Goal of the exercise: Take the data below and repeat it exactly.

## begin Exercise material

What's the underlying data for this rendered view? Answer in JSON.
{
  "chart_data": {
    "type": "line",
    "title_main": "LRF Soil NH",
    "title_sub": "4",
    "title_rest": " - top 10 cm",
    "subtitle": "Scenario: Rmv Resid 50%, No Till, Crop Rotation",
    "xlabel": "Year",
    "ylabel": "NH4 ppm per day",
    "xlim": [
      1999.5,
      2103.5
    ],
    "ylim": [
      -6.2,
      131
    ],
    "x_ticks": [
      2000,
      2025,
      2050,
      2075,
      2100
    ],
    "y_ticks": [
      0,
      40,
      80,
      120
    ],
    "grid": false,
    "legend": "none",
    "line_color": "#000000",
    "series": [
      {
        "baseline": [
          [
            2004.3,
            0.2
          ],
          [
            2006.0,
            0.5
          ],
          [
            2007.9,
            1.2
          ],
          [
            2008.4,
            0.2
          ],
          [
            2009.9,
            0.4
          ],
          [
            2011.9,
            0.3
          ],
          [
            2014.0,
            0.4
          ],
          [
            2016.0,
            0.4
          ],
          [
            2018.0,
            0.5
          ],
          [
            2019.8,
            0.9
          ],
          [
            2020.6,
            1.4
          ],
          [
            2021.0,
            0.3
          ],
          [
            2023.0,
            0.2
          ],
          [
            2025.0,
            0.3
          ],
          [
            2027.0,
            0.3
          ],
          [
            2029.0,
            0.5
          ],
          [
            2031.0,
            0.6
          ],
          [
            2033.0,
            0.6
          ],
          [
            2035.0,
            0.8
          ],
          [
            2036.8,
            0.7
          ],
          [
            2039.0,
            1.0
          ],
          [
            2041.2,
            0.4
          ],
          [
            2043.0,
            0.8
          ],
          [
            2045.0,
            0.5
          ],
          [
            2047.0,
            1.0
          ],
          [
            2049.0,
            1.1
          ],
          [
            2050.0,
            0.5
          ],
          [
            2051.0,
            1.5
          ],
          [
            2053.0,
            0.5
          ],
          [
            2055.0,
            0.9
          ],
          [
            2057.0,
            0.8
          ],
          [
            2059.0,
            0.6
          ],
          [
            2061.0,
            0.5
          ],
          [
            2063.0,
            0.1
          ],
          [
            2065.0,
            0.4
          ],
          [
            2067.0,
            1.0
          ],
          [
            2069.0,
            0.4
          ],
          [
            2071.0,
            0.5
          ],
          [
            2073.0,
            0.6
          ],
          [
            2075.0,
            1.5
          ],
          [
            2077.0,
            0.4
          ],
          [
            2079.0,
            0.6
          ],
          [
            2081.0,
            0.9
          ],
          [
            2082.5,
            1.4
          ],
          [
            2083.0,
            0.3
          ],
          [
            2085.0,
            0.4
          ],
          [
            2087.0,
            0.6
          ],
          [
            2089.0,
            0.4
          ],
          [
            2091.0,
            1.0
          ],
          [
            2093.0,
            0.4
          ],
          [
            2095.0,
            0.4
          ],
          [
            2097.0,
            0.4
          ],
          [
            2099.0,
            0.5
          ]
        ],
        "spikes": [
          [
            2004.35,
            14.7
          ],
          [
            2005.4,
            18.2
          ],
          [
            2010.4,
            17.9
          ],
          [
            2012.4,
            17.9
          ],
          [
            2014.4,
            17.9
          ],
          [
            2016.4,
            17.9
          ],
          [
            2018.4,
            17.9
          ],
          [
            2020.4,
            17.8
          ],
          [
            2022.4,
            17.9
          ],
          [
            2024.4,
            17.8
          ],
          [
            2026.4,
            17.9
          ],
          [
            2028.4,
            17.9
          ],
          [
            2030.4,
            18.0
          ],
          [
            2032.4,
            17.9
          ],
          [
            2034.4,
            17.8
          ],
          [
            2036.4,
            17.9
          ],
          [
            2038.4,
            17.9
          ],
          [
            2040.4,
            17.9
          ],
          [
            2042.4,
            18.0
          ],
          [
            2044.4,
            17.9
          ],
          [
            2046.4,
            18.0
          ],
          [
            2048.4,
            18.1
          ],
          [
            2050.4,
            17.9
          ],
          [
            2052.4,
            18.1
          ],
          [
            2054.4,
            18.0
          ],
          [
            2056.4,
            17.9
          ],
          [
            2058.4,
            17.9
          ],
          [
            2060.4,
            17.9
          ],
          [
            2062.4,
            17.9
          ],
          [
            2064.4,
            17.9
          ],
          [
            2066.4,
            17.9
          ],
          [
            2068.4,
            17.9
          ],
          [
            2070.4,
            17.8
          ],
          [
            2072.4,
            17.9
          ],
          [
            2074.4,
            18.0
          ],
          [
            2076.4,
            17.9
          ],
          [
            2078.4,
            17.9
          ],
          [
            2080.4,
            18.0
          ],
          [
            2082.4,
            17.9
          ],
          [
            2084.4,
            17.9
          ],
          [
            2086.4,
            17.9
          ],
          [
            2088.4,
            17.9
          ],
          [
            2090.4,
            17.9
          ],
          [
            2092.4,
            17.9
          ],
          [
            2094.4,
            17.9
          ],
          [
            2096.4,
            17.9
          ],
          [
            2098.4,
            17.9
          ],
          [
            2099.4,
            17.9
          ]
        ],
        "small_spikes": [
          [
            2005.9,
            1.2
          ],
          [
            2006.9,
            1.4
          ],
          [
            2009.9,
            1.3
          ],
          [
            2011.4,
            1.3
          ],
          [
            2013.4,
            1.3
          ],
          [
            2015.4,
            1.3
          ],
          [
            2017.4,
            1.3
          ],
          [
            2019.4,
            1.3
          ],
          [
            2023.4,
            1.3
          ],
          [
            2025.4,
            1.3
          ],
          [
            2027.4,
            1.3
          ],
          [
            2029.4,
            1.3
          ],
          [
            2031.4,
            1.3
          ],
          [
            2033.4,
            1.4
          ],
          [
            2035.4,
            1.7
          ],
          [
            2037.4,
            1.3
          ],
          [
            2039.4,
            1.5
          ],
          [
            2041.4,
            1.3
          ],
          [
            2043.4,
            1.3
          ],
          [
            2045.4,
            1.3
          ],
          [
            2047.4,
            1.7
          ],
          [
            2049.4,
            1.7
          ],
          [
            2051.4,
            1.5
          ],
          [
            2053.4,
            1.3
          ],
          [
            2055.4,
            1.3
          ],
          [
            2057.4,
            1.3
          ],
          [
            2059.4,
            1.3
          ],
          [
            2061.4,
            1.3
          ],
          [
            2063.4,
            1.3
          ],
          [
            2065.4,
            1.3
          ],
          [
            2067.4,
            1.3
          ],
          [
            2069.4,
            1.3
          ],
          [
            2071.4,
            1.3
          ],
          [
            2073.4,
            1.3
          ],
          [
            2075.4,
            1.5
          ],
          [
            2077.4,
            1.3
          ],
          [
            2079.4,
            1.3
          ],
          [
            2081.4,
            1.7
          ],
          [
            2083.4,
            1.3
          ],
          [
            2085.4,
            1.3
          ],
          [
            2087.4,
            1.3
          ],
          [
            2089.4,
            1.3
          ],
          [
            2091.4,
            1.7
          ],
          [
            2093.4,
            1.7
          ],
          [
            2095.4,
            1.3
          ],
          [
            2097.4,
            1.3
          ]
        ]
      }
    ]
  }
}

## end Exercise material

Output for this task:
What's the underlying data for this rendered view? Answer in JSON.
{
  "chart_data": {
    "type": "line",
    "title_main": "LRF Soil NH",
    "title_sub": "4",
    "title_rest": " - top 10 cm",
    "subtitle": "Scenario: Rmv Resid 50%, No Till, Crop Rotation",
    "xlabel": "Year",
    "ylabel": "NH4 ppm per day",
    "xlim": [
      1999.5,
      2103.5
    ],
    "ylim": [
      -6.2,
      131
    ],
    "x_ticks": [
      2000,
      2025,
      2050,
      2075,
      2100
    ],
    "y_ticks": [
      0,
      40,
      80,
      120
    ],
    "grid": false,
    "legend": "none",
    "line_color": "#000000",
    "series": [
      {
        "baseline": [
          [
            2004.3,
            0.2
          ],
          [
            2006.0,
            0.5
          ],
          [
            2007.9,
            1.2
          ],
          [
            2008.4,
            0.2
          ],
          [
            2009.9,
            0.4
          ],
          [
            2011.9,
            0.3
          ],
          [
            2014.0,
            0.4
          ],
          [
            2016.0,
            0.4
          ],
          [
            2018.0,
            0.5
          ],
          [
            2019.8,
            0.9
          ],
          [
            2020.6,
            1.4
          ],
          [
            2021.0,
            0.3
          ],
          [
            2023.0,
            0.2
          ],
          [
            2025.0,
            0.3
          ],
          [
            2027.0,
            0.3
          ],
          [
            2029.0,
            0.5
          ],
          [
            2031.0,
            0.6
          ],
          [
            2033.0,
            0.6
          ],
          [
            2035.0,
            0.8
          ],
          [
            2036.8,
            0.7
          ],
          [
            2039.0,
            1.0
          ],
          [
            2041.2,
            0.4
          ],
          [
            2043.0,
            0.8
          ],
          [
            2045.0,
            0.5
          ],
          [
            2047.0,
            1.0
          ],
          [
            2049.0,
            1.1
          ],
          [
            2050.0,
            0.5
          ],
          [
            2051.0,
            1.5
          ],
          [
            2053.0,
            0.5
          ],
          [
            2055.0,
            0.9
          ],
          [
            2057.0,
            0.8
          ],
          [
            2059.0,
            0.6
          ],
          [
            2061.0,
            0.5
          ],
          [
            2063.0,
            0.1
          ],
          [
            2065.0,
            0.4
          ],
          [
            2067.0,
            1.0
          ],
          [
            2069.0,
            0.4
          ],
          [
            2071.0,
            0.5
          ],
          [
            2073.0,
            0.6
          ],
          [
            2075.0,
            1.5
          ],
          [
            2077.0,
            0.4
          ],
          [
            2079.0,
            0.6
          ],
          [
            2081.0,
            0.9
          ],
          [
            2082.5,
            1.4
          ],
          [
            2083.0,
            0.3
          ],
          [
            2085.0,
            0.4
          ],
          [
            2087.0,
            0.6
          ],
          [
            2089.0,
            0.4
          ],
          [
            2091.0,
            1.0
          ],
          [
            2093.0,
            0.4
          ],
          [
            2095.0,
            0.4
          ],
          [
            2097.0,
            0.4
          ],
          [
            2099.0,
            0.5
          ]
        ],
        "spikes": [
          [
            2004.35,
            14.7
          ],
          [
            2005.4,
            18.2
          ],
          [
            2010.4,
            17.9
          ],
          [
            2012.4,
            17.9
          ],
          [
            2014.4,
            17.9
          ],
          [
            2016.4,
            17.9
          ],
          [
            2018.4,
            17.9
          ],
          [
            2020.4,
            17.8
          ],
          [
            2022.4,
            17.9
          ],
          [
            2024.4,
            17.8
          ],
          [
            2026.4,
            17.9
          ],
          [
            2028.4,
            17.9
          ],
          [
            2030.4,
            18.0
          ],
          [
            2032.4,
            17.9
          ],
          [
            2034.4,
            17.8
          ],
          [
            2036.4,
            17.9
          ],
          [
            2038.4,
            17.9
          ],
          [
            2040.4,
            17.9
          ],
          [
            2042.4,
            18.0
          ],
          [
            2044.4,
            17.9
          ],
          [
            2046.4,
            18.0
          ],
          [
            2048.4,
            18.1
          ],
          [
            2050.4,
            17.9
          ],
          [
            2052.4,
            18.1
          ],
          [
            2054.4,
            18.0
          ],
          [
            2056.4,
            17.9
          ],
          [
            2058.4,
            17.9
          ],
          [
            2060.4,
            17.9
          ],
          [
            2062.4,
            17.9
          ],
          [
            2064.4,
            17.9
          ],
          [
            2066.4,
            17.9
          ],
          [
            2068.4,
            17.9
          ],
          [
            2070.4,
            17.8
          ],
          [
            2072.4,
            17.9
          ],
          [
            2074.4,
            18.0
          ],
          [
            2076.4,
            17.9
          ],
          [
            2078.4,
            17.9
          ],
          [
            2080.4,
            18.0
          ],
          [
            2082.4,
            17.9
          ],
          [
            2084.4,
            17.9
          ],
          [
            2086.4,
            17.9
          ],
          [
            2088.4,
            17.9
          ],
          [
            2090.4,
            17.9
          ],
          [
            2092.4,
            17.9
          ],
          [
            2094.4,
            17.9
          ],
          [
            2096.4,
            17.9
          ],
          [
            2098.4,
            17.9
          ],
          [
            2099.4,
            17.9
          ]
        ],
        "small_spikes": [
          [
            2005.9,
            1.2
          ],
          [
            2006.9,
            1.4
          ],
          [
            2009.9,
            1.3
          ],
          [
            2011.4,
            1.3
          ],
          [
            2013.4,
            1.3
          ],
          [
            2015.4,
            1.3
          ],
          [
            2017.4,
            1.3
          ],
          [
            2019.4,
            1.3
          ],
          [
            2023.4,
            1.3
          ],
          [
            2025.4,
            1.3
          ],
          [
            2027.4,
            1.3
          ],
          [
            2029.4,
            1.3
          ],
          [
            2031.4,
            1.3
          ],
          [
            2033.4,
            1.4
          ],
          [
            2035.4,
            1.7
          ],
          [
            2037.4,
            1.3
          ],
          [
            2039.4,
            1.5
          ],
          [
            2041.4,
            1.3
          ],
          [
            2043.4,
            1.3
          ],
          [
            2045.4,
            1.3
          ],
          [
            2047.4,
            1.7
          ],
          [
            2049.4,
            1.7
          ],
          [
            2051.4,
            1.5
          ],
          [
            2053.4,
            1.3
          ],
          [
            2055.4,
            1.3
          ],
          [
            2057.4,
            1.3
          ],
          [
            2059.4,
            1.3
          ],
          [
            2061.4,
            1.3
          ],
          [
            2063.4,
            1.3
          ],
          [
            2065.4,
            1.3
          ],
          [
            2067.4,
            1.3
          ],
          [
            2069.4,
            1.3
          ],
          [
            2071.4,
            1.3
          ],
          [
            2073.4,
            1.3
          ],
          [
            2075.4,
            1.5
          ],
          [
            2077.4,
            1.3
          ],
          [
            2079.4,
            1.3
          ],
          [
            2081.4,
            1.7
          ],
          [
            2083.4,
            1.3
          ],
          [
            2085.4,
            1.3
          ],
          [
            2087.4,
            1.3
          ],
          [
            2089.4,
            1.3
          ],
          [
            2091.4,
            1.7
          ],
          [
            2093.4,
            1.7
          ],
          [
            2095.4,
            1.3
          ],
          [
            2097.4,
            1.3
          ]
        ]
      }
    ]
  }
}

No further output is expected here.